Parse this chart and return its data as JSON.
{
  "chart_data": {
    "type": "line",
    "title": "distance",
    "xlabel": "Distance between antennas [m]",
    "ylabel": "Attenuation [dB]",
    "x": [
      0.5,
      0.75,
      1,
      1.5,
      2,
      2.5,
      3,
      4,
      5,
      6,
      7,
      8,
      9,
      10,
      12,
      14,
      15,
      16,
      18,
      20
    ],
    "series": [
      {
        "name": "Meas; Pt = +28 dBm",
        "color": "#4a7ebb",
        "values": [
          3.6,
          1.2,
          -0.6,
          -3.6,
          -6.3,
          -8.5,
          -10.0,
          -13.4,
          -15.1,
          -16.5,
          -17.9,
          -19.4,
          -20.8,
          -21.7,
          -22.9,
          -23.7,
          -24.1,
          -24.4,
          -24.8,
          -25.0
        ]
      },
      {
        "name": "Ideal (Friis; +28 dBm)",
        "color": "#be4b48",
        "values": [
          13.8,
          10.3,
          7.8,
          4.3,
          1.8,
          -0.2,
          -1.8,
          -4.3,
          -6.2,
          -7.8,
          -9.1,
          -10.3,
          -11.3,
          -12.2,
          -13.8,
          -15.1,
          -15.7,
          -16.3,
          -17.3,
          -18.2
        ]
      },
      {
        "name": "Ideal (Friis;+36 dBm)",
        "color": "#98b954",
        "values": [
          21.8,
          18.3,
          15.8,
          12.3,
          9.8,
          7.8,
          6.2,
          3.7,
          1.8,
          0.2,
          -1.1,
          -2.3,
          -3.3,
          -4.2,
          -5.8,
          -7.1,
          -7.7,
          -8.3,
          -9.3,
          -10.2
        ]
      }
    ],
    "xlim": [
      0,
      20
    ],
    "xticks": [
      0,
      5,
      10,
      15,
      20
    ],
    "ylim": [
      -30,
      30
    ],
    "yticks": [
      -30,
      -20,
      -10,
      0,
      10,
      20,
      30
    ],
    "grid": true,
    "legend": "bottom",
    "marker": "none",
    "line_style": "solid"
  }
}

※ ※ ※

**Task**
Transcribe each entry precisely, missing none.

**Response to this exercise**
Parse this chart and return its data as JSON.
{
  "chart_data": {
    "type": "line",
    "title": "distance",
    "xlabel": "Distance between antennas [m]",
    "ylabel": "Attenuation [dB]",
    "x": [
      0.5,
      0.75,
      1,
      1.5,
      2,
      2.5,
      3,
      4,
      5,
      6,
      7,
      8,
      9,
      10,
      12,
      14,
      15,
      16,
      18,
      20
    ],
    "series": [
      {
        "name": "Meas; Pt = +28 dBm",
        "color": "#4a7ebb",
        "values": [
          3.6,
          1.2,
          -0.6,
          -3.6,
          -6.3,
          -8.5,
          -10.0,
          -13.4,
          -15.1,
          -16.5,
          -17.9,
          -19.4,
          -20.8,
          -21.7,
          -22.9,
          -23.7,
          -24.1,
          -24.4,
          -24.8,
          -25.0
        ]
      },
      {
        "name": "Ideal (Friis; +28 dBm)",
        "color": "#be4b48",
        "values": [
          13.8,
          10.3,
          7.8,
          4.3,
          1.8,
          -0.2,
          -1.8,
          -4.3,
          -6.2,
          -7.8,
          -9.1,
          -10.3,
          -11.3,
          -12.2,
          -13.8,
          -15.1,
          -15.7,
          -16.3,
          -17.3,
          -18.2
        ]
      },
      {
        "name": "Ideal (Friis;+36 dBm)",
        "color": "#98b954",
        "values": [
          21.8,
          18.3,
          15.8,
          12.3,
          9.8,
          7.8,
          6.2,
          3.7,
          1.8,
          0.2,
          -1.1,
          -2.3,
          -3.3,
          -4.2,
          -5.8,
          -7.1,
          -7.7,
          -8.3,
          -9.3,
          -10.2
        ]
      }
    ],
    "xlim": [
      0,
      20
    ],
    "xticks": [
      0,
      5,
      10,
      15,
      20
    ],
    "ylim": [
      -30,
      30
    ],
    "yticks": [
      -30,
      -20,
      -10,
      0,
      10,
      20,
      30
    ],
    "grid": true,
    "legend": "bottom",
    "marker": "none",
    "line_style": "solid"
  }
}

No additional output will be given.